● Short problem: Present each line of the entries below that holds the word "Hallar".
━━━━━━━━
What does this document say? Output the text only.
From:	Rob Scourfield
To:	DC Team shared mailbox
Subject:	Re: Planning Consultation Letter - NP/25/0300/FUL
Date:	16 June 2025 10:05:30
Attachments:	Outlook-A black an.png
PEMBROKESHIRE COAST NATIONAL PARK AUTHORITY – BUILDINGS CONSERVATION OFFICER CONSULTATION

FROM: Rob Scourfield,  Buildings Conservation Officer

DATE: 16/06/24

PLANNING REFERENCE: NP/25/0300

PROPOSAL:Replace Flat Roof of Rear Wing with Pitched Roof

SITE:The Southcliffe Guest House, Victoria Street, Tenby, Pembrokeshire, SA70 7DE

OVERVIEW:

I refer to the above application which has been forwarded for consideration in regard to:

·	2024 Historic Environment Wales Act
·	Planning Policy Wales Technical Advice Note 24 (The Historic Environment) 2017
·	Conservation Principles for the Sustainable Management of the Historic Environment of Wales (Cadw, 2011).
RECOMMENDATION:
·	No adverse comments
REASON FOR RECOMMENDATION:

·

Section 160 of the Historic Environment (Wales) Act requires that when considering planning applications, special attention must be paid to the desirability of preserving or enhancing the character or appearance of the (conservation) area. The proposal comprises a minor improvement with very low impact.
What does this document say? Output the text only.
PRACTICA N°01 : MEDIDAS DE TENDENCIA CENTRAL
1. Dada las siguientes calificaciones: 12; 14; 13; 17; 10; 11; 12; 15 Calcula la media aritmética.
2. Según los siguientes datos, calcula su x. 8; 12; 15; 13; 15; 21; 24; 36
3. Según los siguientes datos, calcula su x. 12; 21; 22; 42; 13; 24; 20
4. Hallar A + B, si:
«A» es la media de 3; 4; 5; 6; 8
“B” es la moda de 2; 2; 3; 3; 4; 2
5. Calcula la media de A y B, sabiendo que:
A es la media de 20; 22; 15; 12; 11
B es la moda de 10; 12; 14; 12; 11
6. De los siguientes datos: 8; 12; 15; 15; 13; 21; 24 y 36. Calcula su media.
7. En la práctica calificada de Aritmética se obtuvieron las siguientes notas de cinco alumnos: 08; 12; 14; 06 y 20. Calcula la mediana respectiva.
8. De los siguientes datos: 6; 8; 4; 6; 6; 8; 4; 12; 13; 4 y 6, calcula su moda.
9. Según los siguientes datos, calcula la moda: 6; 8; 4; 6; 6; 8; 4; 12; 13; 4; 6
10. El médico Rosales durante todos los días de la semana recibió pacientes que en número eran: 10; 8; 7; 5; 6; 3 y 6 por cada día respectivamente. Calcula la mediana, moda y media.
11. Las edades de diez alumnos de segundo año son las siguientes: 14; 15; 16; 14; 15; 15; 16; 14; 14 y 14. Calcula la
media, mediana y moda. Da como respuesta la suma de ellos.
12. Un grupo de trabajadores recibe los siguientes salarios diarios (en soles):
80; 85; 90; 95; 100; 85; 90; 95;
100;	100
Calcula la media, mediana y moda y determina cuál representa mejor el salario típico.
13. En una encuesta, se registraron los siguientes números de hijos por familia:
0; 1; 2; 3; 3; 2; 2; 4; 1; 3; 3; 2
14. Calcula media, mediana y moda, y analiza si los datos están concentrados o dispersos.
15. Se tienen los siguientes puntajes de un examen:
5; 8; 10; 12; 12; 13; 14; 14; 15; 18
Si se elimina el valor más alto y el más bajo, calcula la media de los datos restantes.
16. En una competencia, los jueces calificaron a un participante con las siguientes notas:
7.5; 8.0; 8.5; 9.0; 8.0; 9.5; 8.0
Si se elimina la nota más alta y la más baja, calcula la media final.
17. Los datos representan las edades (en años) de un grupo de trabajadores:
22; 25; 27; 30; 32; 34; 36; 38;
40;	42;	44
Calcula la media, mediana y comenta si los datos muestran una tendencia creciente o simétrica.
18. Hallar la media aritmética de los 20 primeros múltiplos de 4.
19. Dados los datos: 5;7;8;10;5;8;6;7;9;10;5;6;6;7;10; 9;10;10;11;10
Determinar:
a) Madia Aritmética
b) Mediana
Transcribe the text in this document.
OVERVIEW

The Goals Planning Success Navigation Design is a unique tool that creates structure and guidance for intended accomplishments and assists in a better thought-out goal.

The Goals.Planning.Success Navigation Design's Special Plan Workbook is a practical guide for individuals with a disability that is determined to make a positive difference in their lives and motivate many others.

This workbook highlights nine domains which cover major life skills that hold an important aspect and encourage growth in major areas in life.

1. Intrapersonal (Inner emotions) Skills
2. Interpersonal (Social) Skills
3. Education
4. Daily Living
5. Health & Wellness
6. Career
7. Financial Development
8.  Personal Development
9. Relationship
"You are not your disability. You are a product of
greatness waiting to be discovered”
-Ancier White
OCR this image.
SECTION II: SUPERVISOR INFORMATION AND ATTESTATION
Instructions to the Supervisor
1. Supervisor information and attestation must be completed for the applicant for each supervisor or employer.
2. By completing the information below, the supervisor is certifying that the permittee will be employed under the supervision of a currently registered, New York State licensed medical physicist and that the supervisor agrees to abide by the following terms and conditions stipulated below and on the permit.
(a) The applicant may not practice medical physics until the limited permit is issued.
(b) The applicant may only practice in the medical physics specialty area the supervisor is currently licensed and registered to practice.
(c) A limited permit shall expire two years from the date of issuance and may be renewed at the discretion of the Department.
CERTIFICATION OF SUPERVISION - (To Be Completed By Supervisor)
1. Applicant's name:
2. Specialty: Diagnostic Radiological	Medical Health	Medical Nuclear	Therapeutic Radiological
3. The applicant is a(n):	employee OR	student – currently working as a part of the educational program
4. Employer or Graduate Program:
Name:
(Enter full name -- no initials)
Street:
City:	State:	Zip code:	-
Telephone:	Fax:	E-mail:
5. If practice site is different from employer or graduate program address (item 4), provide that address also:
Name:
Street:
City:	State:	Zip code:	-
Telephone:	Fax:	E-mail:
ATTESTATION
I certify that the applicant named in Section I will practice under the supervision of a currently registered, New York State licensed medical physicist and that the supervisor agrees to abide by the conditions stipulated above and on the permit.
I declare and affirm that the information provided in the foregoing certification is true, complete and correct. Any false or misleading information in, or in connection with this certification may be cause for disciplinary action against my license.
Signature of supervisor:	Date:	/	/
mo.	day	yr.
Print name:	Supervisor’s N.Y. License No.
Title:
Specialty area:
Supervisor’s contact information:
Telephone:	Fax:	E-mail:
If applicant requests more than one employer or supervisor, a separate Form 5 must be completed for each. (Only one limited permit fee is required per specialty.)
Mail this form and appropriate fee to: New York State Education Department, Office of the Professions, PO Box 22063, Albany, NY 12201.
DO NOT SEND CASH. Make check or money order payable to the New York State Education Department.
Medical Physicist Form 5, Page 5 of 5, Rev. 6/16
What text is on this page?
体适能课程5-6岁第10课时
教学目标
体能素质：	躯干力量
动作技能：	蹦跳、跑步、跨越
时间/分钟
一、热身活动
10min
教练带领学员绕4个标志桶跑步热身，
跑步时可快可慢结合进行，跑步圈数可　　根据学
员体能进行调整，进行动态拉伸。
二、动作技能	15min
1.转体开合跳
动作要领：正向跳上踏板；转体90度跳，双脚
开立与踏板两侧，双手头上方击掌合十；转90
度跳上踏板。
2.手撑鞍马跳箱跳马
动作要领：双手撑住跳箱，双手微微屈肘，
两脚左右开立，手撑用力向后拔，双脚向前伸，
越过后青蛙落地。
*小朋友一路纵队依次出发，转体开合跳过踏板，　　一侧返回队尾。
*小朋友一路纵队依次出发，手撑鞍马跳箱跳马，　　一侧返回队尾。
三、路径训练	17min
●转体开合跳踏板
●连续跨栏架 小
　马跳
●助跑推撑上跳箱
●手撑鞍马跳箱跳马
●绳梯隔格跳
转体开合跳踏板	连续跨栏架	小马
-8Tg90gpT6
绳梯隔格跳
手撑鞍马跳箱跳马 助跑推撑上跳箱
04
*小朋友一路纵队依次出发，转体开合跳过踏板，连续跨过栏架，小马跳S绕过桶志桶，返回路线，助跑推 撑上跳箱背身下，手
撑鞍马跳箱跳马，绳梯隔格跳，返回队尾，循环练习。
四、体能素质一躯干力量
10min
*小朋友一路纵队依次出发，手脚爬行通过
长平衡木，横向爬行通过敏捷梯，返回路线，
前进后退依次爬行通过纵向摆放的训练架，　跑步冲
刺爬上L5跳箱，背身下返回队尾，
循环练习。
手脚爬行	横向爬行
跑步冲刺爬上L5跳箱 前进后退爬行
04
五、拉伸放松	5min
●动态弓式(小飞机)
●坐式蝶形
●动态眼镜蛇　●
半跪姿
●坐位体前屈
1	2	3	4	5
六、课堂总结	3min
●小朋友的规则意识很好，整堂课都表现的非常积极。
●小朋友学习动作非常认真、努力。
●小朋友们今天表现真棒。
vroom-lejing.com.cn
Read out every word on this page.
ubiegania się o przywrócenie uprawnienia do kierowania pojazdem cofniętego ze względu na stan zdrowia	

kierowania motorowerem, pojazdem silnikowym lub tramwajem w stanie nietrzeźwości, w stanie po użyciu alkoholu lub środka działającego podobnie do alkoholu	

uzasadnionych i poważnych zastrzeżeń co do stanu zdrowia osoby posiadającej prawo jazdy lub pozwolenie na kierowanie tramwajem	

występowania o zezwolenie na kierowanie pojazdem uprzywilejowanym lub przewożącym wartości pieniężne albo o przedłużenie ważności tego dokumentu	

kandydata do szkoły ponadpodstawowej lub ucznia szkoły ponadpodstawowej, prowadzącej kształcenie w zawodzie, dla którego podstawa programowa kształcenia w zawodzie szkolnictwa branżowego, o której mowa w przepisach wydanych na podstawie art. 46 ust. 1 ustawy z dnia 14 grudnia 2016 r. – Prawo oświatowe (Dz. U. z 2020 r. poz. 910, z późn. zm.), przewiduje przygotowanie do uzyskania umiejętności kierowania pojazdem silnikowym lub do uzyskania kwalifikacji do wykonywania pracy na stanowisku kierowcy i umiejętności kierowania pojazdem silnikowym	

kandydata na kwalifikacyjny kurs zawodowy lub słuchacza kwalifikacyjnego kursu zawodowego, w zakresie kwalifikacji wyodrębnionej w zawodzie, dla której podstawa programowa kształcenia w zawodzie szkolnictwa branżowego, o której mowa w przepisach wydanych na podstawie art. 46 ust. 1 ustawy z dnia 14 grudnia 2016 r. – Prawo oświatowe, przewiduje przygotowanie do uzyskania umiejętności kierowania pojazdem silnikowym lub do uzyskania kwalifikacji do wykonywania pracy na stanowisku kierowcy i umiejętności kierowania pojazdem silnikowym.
━━━━━━━━
● Output of the task:
4. Hallar A + B, si:
18. Hallar la media aritmética de los 20 primeros múltiplos de 4.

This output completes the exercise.